▸ **Short task**:
Return the listing below in full, with every line exactly as it is.

▸ **Provided records**:
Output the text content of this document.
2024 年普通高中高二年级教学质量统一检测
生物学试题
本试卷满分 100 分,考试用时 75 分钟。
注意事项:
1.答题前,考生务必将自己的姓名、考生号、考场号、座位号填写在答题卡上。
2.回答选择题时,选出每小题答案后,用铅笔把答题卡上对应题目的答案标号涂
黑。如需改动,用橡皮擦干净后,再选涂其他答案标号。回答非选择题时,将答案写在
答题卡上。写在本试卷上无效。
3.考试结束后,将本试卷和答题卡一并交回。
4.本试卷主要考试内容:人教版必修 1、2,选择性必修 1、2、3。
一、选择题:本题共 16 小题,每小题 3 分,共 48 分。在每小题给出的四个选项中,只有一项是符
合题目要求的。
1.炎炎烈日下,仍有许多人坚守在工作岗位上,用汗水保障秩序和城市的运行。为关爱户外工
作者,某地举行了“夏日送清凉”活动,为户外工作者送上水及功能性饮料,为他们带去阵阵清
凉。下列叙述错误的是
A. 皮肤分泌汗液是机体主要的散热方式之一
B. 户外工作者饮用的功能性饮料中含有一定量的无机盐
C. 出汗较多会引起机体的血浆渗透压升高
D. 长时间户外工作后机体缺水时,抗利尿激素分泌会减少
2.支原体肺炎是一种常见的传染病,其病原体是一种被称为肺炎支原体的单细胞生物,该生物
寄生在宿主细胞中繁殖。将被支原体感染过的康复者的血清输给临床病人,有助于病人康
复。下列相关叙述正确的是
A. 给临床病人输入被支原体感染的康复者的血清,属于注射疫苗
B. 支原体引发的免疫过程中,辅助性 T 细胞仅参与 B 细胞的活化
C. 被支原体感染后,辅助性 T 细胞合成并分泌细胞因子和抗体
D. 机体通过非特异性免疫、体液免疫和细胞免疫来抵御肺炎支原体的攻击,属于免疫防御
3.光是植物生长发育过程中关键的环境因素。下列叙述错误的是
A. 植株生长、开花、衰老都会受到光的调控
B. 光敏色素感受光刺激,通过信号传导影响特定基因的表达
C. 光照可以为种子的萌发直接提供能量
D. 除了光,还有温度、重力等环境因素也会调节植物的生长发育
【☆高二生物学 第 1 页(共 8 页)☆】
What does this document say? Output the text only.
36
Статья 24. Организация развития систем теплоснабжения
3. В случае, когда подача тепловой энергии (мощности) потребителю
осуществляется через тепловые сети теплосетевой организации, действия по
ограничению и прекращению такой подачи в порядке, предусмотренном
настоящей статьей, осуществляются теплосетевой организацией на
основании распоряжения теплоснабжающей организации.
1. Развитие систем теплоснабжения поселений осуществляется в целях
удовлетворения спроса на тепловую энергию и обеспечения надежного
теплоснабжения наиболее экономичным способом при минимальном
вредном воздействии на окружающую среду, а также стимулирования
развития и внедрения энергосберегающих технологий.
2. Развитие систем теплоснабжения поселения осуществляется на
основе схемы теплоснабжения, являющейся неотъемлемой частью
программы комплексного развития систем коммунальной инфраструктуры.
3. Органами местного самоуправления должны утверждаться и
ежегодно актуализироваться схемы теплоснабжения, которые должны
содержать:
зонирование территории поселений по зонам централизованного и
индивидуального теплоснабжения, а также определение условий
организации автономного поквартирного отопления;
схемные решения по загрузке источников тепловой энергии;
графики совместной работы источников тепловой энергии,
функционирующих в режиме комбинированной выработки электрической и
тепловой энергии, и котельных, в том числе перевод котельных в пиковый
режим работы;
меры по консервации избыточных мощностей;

▸ **Correct output**:
Output the text content of this document.
2024 年普通高中高二年级教学质量统一检测
生物学试题
本试卷满分 100 分,考试用时 75 分钟。
注意事项:
1.答题前,考生务必将自己的姓名、考生号、考场号、座位号填写在答题卡上。
2.回答选择题时,选出每小题答案后,用铅笔把答题卡上对应题目的答案标号涂
黑。如需改动,用橡皮擦干净后,再选涂其他答案标号。回答非选择题时,将答案写在
答题卡上。写在本试卷上无效。
3.考试结束后,将本试卷和答题卡一并交回。
4.本试卷主要考试内容:人教版必修 1、2,选择性必修 1、2、3。
一、选择题:本题共 16 小题,每小题 3 分,共 48 分。在每小题给出的四个选项中,只有一项是符
合题目要求的。
1.炎炎烈日下,仍有许多人坚守在工作岗位上,用汗水保障秩序和城市的运行。为关爱户外工
作者,某地举行了“夏日送清凉”活动,为户外工作者送上水及功能性饮料,为他们带去阵阵清
凉。下列叙述错误的是
A. 皮肤分泌汗液是机体主要的散热方式之一
B. 户外工作者饮用的功能性饮料中含有一定量的无机盐
C. 出汗较多会引起机体的血浆渗透压升高
D. 长时间户外工作后机体缺水时,抗利尿激素分泌会减少
2.支原体肺炎是一种常见的传染病,其病原体是一种被称为肺炎支原体的单细胞生物,该生物
寄生在宿主细胞中繁殖。将被支原体感染过的康复者的血清输给临床病人,有助于病人康
复。下列相关叙述正确的是
A. 给临床病人输入被支原体感染的康复者的血清,属于注射疫苗
B. 支原体引发的免疫过程中,辅助性 T 细胞仅参与 B 细胞的活化
C. 被支原体感染后,辅助性 T 细胞合成并分泌细胞因子和抗体
D. 机体通过非特异性免疫、体液免疫和细胞免疫来抵御肺炎支原体的攻击,属于免疫防御
3.光是植物生长发育过程中关键的环境因素。下列叙述错误的是
A. 植株生长、开花、衰老都会受到光的调控
B. 光敏色素感受光刺激,通过信号传导影响特定基因的表达
C. 光照可以为种子的萌发直接提供能量
D. 除了光,还有温度、重力等环境因素也会调节植物的生长发育
【☆高二生物学 第 1 页(共 8 页)☆】
What does this document say? Output the text only.
36
Статья 24. Организация развития систем теплоснабжения
3. В случае, когда подача тепловой энергии (мощности) потребителю
осуществляется через тепловые сети теплосетевой организации, действия по
ограничению и прекращению такой подачи в порядке, предусмотренном
настоящей статьей, осуществляются теплосетевой организацией на
основании распоряжения теплоснабжающей организации.
1. Развитие систем теплоснабжения поселений осуществляется в целях
удовлетворения спроса на тепловую энергию и обеспечения надежного
теплоснабжения наиболее экономичным способом при минимальном
вредном воздействии на окружающую среду, а также стимулирования
развития и внедрения энергосберегающих технологий.
2. Развитие систем теплоснабжения поселения осуществляется на
основе схемы теплоснабжения, являющейся неотъемлемой частью
программы комплексного развития систем коммунальной инфраструктуры.
3. Органами местного самоуправления должны утверждаться и
ежегодно актуализироваться схемы теплоснабжения, которые должны
содержать:
зонирование территории поселений по зонам централизованного и
индивидуального теплоснабжения, а также определение условий
организации автономного поквартирного отопления;
схемные решения по загрузке источников тепловой энергии;
графики совместной работы источников тепловой энергии,
функционирующих в режиме комбинированной выработки электрической и
тепловой энергии, и котельных, в том числе перевод котельных в пиковый
режим работы;
меры по консервации избыточных мощностей;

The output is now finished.